_WORK TO COMPLETE_. In the listing below, locate the lines bearing the word "Scroll". Copy every one of them.

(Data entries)
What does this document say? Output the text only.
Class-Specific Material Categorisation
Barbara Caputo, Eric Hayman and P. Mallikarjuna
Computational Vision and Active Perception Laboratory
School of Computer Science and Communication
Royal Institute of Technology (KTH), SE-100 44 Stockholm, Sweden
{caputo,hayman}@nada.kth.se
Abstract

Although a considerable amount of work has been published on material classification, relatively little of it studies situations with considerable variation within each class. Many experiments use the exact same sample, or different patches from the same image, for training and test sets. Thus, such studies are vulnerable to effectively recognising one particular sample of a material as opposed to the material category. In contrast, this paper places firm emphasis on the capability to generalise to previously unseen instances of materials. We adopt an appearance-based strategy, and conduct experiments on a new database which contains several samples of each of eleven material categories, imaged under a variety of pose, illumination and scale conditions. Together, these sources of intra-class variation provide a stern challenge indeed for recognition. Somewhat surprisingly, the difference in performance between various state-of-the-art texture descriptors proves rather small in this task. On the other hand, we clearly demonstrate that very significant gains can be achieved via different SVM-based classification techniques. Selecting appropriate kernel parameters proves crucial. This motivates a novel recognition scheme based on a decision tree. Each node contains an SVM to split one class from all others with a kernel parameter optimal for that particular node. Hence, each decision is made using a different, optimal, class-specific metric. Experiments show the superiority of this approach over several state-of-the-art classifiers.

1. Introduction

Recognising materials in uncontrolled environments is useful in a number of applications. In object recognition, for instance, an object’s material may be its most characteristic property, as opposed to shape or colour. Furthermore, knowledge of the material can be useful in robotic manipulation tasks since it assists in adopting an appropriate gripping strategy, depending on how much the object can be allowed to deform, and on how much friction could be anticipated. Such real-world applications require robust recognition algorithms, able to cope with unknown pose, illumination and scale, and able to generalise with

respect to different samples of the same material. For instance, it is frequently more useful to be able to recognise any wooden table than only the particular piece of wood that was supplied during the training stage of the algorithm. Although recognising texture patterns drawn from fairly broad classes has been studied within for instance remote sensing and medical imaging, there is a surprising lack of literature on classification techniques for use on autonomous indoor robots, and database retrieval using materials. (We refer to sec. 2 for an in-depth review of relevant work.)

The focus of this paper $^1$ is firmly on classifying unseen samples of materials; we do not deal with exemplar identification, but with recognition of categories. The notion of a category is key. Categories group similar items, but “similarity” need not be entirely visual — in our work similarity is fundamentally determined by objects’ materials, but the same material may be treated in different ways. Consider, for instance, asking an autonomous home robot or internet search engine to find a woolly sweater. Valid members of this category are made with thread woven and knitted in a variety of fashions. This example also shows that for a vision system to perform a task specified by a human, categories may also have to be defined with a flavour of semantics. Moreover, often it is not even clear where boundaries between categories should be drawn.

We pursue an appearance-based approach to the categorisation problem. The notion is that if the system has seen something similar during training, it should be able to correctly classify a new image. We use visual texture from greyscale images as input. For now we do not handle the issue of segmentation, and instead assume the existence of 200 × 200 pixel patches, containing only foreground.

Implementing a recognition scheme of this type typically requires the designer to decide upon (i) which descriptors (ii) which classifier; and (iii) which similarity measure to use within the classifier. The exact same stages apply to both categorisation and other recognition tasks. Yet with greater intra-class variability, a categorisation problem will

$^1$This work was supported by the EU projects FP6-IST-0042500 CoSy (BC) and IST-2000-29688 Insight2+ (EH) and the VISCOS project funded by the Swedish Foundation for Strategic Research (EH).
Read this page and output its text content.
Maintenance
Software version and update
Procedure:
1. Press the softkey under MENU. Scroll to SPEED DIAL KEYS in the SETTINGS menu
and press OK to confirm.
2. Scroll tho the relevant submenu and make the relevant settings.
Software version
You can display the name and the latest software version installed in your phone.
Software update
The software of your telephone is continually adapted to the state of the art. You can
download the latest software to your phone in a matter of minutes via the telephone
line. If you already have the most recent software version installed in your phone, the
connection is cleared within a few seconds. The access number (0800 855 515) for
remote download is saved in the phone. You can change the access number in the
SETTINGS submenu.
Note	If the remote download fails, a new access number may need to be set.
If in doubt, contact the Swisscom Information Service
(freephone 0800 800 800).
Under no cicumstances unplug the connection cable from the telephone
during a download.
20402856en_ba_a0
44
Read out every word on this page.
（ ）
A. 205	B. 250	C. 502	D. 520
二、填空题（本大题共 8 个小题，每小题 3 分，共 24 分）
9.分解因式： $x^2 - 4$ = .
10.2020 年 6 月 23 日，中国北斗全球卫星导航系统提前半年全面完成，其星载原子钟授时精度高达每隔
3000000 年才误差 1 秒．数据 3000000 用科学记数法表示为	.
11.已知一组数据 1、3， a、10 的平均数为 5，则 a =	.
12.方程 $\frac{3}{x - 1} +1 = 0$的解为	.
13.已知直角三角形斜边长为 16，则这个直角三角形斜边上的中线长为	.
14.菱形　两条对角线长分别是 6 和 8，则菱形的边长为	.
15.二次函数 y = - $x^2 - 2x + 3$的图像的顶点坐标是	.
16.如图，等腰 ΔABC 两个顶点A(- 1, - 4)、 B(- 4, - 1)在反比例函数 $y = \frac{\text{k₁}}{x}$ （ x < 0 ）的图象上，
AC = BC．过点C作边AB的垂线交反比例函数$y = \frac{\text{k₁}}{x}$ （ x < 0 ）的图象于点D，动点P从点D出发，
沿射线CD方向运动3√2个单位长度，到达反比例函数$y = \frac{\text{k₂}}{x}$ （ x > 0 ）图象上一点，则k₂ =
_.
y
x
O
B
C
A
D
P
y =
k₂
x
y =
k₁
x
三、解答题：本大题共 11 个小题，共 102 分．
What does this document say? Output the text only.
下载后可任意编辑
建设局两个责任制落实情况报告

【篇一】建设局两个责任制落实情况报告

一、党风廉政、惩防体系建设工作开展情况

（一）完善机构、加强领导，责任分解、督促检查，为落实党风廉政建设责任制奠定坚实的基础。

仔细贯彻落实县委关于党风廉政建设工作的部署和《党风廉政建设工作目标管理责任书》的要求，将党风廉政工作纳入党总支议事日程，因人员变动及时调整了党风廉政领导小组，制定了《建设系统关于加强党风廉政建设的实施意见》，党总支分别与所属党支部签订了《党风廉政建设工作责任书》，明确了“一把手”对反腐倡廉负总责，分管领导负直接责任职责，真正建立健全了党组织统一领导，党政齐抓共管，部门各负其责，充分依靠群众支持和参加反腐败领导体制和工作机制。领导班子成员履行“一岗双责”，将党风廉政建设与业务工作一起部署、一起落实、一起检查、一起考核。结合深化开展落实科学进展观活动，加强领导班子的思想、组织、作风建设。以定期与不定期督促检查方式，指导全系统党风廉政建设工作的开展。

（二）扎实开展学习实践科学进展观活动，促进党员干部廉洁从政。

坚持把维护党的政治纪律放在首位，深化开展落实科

_OUTPUT FOR THIS EXERCISE_.
1. Press the softkey under MENU. Scroll to SPEED DIAL KEYS in the SETTINGS menu
2. Scroll tho the relevant submenu and make the relevant settings.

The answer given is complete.